Source material:
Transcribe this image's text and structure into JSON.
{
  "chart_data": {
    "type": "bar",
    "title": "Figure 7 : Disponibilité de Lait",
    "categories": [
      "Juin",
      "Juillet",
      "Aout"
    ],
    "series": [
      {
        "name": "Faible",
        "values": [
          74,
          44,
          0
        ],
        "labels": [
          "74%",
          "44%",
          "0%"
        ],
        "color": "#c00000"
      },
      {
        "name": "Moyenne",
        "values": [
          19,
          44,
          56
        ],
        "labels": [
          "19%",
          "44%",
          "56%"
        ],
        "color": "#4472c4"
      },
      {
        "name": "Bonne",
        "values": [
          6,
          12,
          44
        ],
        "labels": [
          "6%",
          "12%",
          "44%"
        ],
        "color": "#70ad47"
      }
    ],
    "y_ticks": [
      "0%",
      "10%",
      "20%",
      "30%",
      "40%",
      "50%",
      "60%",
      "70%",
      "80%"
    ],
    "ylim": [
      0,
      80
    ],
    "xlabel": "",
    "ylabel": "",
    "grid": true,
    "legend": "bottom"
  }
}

==

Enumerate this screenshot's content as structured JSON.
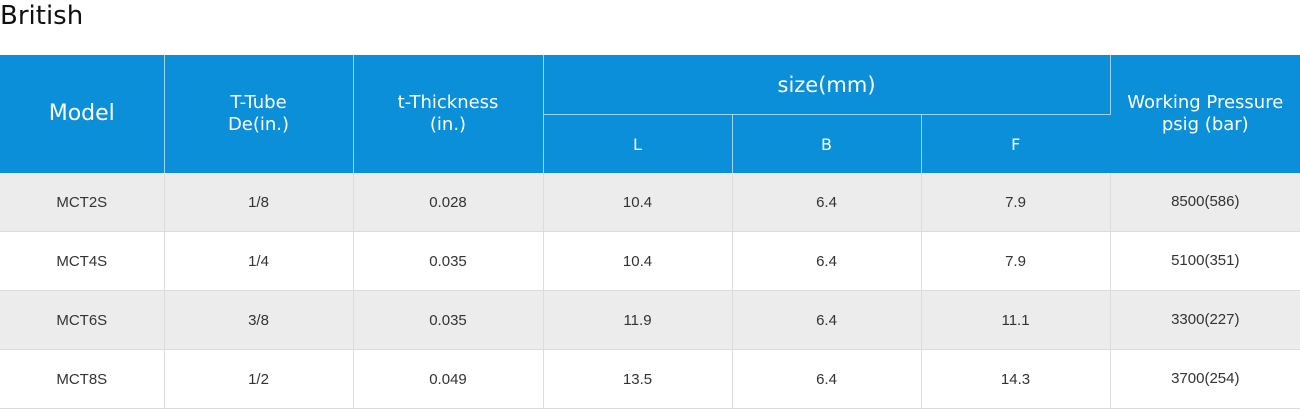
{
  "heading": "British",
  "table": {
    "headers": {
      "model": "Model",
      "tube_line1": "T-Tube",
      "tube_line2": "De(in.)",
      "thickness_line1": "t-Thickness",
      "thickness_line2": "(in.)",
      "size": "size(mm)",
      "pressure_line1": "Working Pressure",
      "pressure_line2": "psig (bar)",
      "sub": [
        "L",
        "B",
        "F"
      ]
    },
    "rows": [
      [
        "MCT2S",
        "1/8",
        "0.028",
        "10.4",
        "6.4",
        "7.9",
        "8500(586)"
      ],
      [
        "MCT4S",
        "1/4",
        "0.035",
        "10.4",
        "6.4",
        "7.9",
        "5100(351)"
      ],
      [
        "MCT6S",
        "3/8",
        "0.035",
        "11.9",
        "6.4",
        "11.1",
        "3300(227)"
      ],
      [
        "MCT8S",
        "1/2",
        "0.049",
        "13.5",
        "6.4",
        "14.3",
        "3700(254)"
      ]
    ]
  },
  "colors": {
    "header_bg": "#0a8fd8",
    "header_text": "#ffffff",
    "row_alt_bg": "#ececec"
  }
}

* * *

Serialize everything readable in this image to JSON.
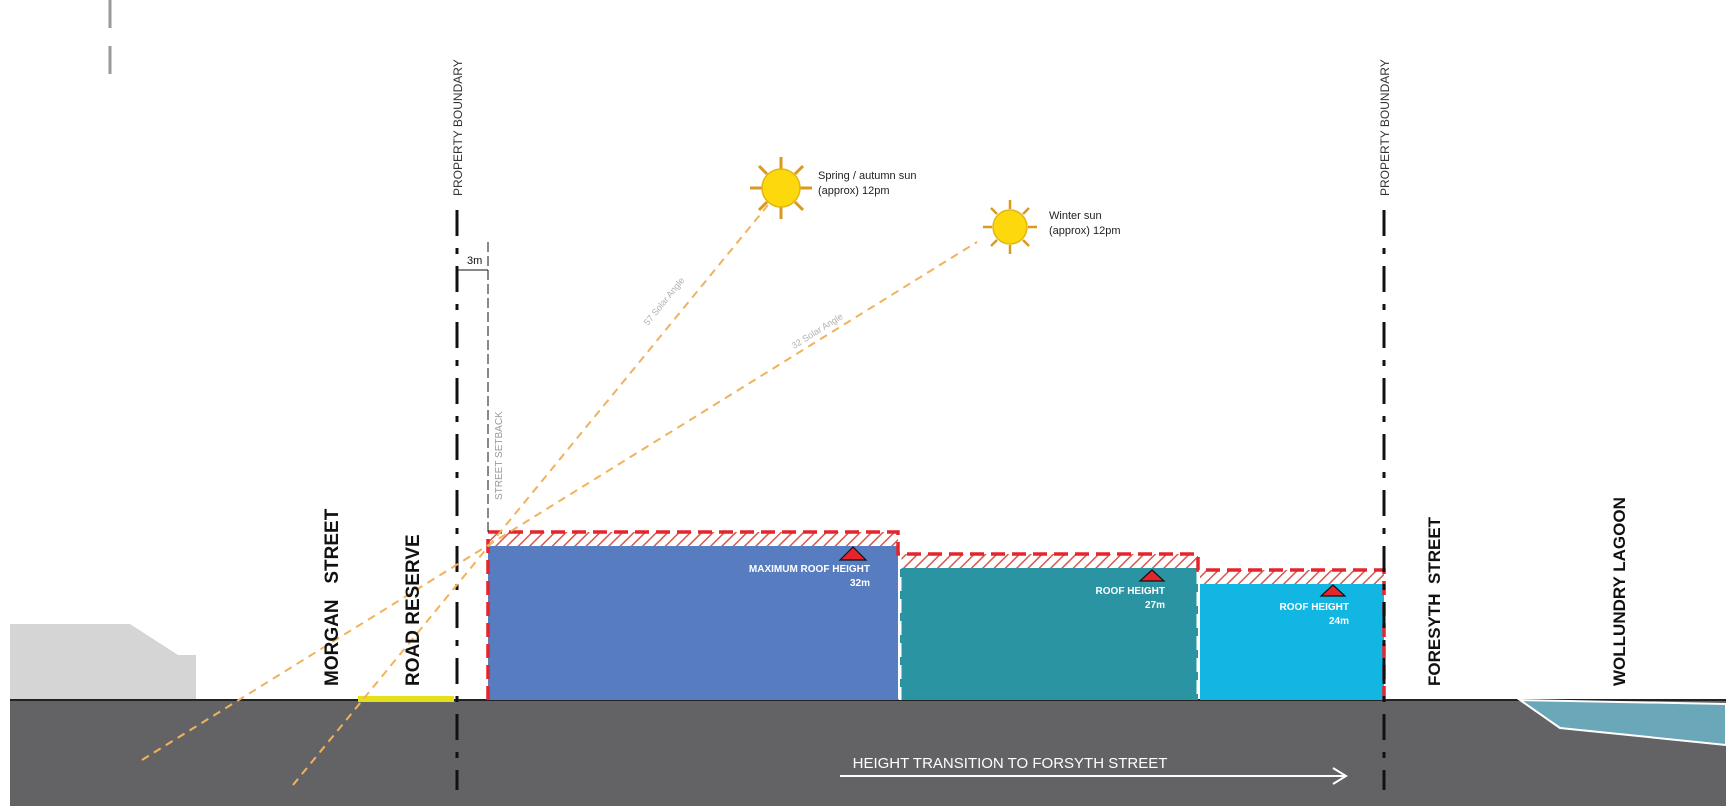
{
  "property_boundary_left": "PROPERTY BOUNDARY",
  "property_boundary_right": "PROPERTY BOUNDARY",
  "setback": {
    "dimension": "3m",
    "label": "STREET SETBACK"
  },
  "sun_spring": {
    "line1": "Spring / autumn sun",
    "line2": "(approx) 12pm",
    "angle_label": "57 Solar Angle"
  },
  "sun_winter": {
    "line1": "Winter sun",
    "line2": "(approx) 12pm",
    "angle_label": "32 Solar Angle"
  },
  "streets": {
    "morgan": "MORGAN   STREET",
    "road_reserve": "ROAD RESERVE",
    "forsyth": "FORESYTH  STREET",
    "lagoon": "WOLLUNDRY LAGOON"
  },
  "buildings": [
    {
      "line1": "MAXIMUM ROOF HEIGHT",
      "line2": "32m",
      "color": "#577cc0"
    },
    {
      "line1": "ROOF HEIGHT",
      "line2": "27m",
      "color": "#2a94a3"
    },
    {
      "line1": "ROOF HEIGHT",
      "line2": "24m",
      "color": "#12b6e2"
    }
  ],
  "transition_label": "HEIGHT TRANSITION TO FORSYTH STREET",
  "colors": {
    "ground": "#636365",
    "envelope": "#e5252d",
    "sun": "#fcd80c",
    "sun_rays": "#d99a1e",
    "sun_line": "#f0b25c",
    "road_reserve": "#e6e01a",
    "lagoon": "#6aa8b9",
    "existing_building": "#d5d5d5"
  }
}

Exercise directions:
Of the lines in the data, how many hold the string "JSON"? State the number, nothing else.

Exercise result:
3